▶ [Selected excerpt]

[extropy-chat] Extropy and libertarianism - a search fo rmeaning...

Robert Lindauer robgobblin at aol.com
Mon Sep 12 20:26:03 UTC 2005


Mike Lorrey wrote:

>--- Robert Lindauer <robgobblin at aol.com> wrote:
>
>  
>
>>Arbitration costs money.  In an adversarial situation where a large 
>>company is suing a small consumer or vice versa, the party with the
>>more money will try to force upon the party with the lesser amount of
>>money the more expensive option(s) in hopes that this will force them
>>to settle on their terms and/or force them out of business. This is
>>the nature of adversarial court situations. This was the point I
>>    
>>
>meant
>  
>
>>to illustrate in the Walmart example, perhaps you didn't understand
>>what happened?
>>    
>>
>
>What makes you think that government courts are not adversarial? If you
>admit they are, then you have no point of dispute here, because there
>is no distinction on that detail. 
>  
>

Your constant lack of understanding is astounding.

▶ [Task brief]
Please pick up the mailing-list reply about arbitration costs and adversarial courts after its final sentence and carry it forward. The rows that come after this message are separate material.

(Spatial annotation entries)
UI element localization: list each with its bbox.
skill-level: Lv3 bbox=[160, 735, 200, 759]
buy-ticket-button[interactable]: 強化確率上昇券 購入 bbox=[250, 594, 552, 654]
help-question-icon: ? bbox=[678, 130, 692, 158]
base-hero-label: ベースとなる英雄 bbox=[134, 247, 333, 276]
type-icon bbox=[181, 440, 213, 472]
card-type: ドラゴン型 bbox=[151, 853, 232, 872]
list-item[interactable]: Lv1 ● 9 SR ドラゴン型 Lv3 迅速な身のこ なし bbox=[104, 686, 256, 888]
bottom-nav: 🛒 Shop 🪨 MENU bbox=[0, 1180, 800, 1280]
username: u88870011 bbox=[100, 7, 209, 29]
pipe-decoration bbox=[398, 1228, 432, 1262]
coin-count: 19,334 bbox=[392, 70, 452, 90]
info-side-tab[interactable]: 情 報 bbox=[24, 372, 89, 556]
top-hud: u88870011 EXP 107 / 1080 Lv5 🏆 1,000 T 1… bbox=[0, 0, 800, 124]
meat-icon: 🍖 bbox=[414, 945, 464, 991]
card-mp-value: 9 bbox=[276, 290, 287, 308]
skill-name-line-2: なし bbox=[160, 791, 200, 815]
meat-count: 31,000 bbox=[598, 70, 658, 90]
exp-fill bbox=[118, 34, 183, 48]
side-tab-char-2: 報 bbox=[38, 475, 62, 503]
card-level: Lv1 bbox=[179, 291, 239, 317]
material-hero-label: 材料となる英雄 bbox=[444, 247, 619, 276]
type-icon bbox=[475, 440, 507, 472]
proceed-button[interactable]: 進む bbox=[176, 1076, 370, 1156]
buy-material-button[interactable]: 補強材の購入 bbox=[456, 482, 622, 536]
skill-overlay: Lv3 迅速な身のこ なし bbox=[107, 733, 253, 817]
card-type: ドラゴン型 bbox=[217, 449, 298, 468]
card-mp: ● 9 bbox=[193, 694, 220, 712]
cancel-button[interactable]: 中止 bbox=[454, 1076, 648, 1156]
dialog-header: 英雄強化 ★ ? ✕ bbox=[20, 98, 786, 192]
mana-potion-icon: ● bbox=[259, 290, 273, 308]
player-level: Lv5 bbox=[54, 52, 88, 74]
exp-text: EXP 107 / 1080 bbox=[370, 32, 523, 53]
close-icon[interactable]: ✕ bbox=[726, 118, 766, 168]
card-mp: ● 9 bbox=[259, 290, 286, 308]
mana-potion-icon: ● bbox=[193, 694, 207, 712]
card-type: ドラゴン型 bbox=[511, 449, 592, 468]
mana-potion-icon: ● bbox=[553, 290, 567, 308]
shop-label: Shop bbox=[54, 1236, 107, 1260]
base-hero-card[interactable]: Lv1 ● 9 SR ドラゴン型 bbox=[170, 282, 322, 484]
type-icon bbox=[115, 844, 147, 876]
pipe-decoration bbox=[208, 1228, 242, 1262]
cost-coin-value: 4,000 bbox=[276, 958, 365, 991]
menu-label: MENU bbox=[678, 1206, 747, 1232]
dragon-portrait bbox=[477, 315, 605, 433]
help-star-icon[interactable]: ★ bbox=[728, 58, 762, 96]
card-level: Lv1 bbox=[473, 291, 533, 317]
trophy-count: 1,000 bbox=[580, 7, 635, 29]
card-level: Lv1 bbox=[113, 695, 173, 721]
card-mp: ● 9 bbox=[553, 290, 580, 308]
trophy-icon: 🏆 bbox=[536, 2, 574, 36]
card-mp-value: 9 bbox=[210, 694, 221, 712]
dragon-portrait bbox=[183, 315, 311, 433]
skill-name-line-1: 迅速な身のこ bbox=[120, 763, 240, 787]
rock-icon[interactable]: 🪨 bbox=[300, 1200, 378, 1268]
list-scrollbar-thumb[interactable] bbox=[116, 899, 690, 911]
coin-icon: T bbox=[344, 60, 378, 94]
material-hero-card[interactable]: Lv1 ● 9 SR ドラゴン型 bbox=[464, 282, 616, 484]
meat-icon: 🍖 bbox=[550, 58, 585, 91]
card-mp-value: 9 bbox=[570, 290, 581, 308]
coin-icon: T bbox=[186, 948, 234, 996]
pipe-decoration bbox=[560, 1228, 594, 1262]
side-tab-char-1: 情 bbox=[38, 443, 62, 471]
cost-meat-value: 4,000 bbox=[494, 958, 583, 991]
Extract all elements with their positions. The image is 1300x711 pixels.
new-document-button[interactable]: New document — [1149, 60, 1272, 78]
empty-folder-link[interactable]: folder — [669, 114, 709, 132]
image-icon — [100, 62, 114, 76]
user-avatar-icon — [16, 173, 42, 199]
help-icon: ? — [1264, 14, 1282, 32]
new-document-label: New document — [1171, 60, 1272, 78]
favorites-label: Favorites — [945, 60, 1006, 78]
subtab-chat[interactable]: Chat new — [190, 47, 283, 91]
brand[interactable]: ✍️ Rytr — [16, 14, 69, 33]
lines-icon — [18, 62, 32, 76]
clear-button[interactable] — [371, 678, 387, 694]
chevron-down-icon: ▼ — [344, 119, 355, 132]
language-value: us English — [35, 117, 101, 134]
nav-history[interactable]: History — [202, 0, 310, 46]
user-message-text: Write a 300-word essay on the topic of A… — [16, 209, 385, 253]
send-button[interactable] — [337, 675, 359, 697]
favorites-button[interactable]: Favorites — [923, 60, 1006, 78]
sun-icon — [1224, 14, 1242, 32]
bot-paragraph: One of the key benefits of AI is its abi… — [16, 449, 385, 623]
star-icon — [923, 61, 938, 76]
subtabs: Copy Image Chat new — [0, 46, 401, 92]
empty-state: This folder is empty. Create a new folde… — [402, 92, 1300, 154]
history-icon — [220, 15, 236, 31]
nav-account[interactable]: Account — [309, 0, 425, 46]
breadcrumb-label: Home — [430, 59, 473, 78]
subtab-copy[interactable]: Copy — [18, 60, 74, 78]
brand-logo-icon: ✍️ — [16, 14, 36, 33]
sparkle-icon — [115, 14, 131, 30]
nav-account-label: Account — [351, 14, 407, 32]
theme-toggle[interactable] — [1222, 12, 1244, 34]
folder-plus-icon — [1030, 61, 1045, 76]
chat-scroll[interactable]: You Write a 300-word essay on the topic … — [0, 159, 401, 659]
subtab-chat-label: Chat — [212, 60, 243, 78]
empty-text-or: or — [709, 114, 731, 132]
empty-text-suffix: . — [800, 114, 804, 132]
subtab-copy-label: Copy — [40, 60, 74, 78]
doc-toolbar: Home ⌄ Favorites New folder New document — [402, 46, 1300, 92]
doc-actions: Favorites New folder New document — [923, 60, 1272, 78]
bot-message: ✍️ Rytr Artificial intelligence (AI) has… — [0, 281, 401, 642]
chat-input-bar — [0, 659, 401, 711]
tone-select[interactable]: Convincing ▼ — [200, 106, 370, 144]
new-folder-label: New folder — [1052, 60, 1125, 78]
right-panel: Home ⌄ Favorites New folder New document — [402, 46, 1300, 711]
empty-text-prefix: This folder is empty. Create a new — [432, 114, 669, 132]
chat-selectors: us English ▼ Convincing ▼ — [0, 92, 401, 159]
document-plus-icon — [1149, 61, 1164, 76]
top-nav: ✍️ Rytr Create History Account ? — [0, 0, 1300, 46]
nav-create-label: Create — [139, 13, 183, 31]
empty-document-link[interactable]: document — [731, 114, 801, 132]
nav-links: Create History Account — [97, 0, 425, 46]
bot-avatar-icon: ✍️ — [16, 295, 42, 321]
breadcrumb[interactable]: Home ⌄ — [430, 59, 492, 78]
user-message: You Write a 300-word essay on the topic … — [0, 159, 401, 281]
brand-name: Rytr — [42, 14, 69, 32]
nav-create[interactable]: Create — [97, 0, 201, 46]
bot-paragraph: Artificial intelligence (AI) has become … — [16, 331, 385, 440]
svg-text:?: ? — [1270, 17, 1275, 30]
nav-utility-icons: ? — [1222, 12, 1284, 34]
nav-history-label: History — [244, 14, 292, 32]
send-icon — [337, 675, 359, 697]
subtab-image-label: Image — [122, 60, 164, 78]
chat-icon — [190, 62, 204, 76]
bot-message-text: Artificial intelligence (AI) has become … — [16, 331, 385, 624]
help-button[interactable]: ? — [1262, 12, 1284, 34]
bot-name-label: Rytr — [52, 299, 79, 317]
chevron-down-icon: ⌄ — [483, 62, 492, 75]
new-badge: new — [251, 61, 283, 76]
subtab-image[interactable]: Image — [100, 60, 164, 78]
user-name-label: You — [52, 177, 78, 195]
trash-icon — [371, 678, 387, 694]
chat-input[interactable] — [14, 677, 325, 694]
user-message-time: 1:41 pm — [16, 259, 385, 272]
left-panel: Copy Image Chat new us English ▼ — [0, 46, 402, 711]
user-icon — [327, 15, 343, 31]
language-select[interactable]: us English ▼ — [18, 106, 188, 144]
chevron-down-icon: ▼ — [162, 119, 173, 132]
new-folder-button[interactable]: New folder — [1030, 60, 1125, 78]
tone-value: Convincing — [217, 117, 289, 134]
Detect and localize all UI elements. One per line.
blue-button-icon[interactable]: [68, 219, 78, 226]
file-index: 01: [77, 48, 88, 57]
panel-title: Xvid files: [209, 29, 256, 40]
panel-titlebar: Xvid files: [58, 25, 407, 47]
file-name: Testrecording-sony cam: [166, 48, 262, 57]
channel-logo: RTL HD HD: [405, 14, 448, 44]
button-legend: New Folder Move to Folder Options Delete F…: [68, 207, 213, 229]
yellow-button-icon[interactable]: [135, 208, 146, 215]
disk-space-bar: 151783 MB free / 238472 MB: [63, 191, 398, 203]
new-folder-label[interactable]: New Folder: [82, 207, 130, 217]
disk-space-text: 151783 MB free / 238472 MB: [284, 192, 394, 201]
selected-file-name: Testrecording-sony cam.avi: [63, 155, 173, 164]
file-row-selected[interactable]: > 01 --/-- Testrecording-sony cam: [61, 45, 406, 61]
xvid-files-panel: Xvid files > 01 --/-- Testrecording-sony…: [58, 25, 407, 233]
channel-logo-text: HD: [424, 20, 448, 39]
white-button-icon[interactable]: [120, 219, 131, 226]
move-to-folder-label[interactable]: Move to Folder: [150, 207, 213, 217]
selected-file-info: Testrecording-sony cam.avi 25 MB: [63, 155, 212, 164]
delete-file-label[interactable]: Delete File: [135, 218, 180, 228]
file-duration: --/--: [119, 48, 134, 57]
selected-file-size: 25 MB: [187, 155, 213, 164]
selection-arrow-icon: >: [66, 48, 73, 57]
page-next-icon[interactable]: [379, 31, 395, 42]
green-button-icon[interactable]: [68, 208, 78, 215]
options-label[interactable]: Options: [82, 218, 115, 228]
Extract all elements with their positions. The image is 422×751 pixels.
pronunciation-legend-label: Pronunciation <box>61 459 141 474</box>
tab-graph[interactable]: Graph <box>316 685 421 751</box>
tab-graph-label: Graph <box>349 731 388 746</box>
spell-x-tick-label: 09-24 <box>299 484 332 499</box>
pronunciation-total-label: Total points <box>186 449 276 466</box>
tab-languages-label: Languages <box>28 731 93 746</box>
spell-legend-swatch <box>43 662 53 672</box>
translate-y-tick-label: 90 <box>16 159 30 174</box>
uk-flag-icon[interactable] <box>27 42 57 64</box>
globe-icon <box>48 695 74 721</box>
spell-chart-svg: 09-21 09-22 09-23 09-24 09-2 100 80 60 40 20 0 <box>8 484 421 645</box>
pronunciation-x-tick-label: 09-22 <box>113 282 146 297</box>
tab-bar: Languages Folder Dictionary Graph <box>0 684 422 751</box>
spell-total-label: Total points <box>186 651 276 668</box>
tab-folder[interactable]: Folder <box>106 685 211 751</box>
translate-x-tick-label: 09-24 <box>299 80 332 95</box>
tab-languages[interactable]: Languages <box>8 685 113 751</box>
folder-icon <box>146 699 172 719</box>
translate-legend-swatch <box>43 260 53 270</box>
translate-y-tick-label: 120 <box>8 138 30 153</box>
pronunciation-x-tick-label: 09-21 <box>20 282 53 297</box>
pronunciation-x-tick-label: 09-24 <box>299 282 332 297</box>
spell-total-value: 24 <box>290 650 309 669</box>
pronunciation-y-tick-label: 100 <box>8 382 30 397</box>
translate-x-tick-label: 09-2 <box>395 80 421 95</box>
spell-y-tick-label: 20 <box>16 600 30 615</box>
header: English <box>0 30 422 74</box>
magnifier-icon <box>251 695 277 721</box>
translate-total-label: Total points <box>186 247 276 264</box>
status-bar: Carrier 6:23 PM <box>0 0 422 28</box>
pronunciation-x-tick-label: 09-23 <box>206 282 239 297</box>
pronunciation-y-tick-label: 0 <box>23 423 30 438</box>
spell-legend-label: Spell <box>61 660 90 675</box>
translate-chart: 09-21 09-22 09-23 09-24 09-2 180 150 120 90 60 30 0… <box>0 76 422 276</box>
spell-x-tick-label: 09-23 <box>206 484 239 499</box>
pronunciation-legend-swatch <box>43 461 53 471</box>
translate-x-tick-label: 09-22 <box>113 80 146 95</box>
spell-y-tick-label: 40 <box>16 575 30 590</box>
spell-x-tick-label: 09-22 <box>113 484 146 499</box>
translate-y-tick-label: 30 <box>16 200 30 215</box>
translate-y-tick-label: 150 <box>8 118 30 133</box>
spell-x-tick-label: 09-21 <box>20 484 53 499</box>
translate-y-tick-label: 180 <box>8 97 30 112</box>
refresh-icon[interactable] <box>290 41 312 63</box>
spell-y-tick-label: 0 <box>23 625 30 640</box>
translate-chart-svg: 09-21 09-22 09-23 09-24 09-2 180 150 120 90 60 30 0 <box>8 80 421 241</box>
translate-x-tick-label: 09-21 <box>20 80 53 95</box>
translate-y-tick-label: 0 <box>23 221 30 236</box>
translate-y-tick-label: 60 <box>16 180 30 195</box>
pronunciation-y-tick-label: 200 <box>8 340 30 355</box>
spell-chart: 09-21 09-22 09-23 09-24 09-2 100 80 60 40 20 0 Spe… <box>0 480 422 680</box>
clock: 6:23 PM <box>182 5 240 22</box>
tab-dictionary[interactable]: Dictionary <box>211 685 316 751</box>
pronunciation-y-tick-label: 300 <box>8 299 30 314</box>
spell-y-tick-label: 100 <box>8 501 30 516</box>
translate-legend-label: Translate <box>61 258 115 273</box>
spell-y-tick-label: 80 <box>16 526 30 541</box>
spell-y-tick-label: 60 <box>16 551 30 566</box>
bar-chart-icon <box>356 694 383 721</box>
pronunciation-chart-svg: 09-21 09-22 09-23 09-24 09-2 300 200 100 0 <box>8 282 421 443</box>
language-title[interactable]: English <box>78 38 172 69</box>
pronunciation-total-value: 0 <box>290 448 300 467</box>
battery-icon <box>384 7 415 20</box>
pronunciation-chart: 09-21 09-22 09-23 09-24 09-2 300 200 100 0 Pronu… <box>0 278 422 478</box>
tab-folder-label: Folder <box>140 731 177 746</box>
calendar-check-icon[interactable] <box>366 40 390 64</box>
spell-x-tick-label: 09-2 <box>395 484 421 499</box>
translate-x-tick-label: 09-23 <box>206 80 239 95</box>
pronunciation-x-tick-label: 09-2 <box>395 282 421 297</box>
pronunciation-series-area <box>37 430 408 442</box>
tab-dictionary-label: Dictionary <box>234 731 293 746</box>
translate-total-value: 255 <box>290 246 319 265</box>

▶ [Output for this task]
>Furthermore, government court proceedings are more expensive than
>alternative dispute resolution,
>

Not really, ADR generally is just a step along the way to the more 
expensive proceeding BECAUSE they are just another weapon used by the 
powerful in their quest to mitigate their losses against the weak.

> which is why they are encouraged by the
>overburdened government courts. The reason for this is that arbitrators
>tend to look poorly on snow-job tactics and are more agressive at
>finding out the facts and issuing a ruling than in pussyfooting around
>on technicalities, since the arbitrator is paid on his case rate, not a
>lifetime salary as government judges are.
>  
>

Remember that arbitrators CAN'T resolve a matter. Even with an existing 
binding arbitration clause, a good lawyer can wind the matter up in 
court.  Then they'll use ADR as a means of running up the cost of their 
opponents.  It's a pure and simple war-tool, nothing more.

>Additionally, if you are a wealthy corp who has wronged me, a consumer
>or employee, there are plenty of lawyers with deep pockets who take on
>cases on a contingency basis.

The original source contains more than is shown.